-- Start Dataset --

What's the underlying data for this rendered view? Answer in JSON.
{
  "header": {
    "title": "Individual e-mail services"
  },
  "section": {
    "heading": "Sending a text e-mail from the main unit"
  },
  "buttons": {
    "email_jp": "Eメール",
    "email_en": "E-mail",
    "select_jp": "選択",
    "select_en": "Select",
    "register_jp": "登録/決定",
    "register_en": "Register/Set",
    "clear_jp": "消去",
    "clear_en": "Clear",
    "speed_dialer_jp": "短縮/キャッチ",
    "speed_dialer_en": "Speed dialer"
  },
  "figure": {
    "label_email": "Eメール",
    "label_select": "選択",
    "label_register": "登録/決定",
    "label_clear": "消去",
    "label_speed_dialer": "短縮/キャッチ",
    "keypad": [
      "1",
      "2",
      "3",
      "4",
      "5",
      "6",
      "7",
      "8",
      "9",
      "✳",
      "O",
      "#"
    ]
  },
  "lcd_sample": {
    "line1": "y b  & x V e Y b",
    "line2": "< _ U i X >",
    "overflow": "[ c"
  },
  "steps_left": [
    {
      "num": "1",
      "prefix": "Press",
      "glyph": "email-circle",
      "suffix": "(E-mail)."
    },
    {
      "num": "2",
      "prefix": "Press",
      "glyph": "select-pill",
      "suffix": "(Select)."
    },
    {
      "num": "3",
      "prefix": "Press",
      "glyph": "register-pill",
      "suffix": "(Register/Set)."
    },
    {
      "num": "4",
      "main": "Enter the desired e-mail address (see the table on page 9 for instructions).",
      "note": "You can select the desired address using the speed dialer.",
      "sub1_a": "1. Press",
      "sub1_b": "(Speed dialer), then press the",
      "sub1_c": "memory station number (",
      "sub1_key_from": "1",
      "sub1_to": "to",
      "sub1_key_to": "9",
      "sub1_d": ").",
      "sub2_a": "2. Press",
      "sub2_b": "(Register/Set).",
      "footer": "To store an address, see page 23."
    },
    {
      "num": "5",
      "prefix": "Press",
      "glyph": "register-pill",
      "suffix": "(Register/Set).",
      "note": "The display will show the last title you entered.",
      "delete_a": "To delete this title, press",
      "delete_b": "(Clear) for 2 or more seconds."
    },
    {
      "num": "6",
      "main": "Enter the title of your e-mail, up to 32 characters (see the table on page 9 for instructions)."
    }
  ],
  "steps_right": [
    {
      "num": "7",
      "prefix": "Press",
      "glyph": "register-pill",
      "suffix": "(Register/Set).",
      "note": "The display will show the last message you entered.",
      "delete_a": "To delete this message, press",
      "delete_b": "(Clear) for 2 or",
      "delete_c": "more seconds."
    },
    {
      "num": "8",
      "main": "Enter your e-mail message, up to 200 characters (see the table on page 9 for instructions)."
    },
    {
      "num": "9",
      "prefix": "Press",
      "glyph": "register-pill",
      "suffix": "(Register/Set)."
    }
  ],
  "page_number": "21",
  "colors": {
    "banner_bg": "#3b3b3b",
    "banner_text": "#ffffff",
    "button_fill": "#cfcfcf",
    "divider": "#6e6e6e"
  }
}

-- End Dataset --

- Direction
Which lines contain "entered"? Show each of them.

- Correct result
      "note": "The display will show the last title you entered.",
      "note": "The display will show the last message you entered.",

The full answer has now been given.